╭──

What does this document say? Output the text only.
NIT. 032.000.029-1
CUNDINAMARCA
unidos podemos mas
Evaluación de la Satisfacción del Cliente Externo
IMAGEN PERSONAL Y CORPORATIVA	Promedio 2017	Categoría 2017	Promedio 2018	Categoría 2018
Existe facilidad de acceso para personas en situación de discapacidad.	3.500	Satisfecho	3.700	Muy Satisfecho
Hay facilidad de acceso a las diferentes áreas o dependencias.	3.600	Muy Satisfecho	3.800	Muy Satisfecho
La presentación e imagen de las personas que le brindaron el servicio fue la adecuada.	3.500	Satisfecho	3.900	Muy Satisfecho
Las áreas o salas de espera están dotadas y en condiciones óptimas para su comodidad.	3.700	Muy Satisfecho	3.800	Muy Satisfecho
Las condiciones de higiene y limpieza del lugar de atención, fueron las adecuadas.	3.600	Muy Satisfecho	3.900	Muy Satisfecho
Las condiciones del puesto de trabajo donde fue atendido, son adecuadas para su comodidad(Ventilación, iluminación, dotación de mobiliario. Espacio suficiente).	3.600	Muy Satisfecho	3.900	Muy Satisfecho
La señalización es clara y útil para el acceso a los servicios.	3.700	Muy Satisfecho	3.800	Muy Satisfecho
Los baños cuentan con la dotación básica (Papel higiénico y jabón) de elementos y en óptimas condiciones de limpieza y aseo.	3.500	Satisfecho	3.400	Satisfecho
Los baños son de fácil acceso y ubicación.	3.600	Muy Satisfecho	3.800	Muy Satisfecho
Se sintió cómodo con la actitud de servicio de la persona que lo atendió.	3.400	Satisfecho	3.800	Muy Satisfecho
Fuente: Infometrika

╰──

__What is required__
Pull every line containing "adecuadas" out of the data above.

__Response to this task__
Las condiciones de higiene y limpieza del lugar de atención, fueron las adecuadas.	3.600	Muy Satisfecho	3.900	Muy Satisfecho
Las condiciones del puesto de trabajo donde fue atendido, son adecuadas para su comodidad(Ventilación, iluminación, dotación de mobiliario. Espacio suficiente).	3.600	Muy Satisfecho	3.900	Muy Satisfecho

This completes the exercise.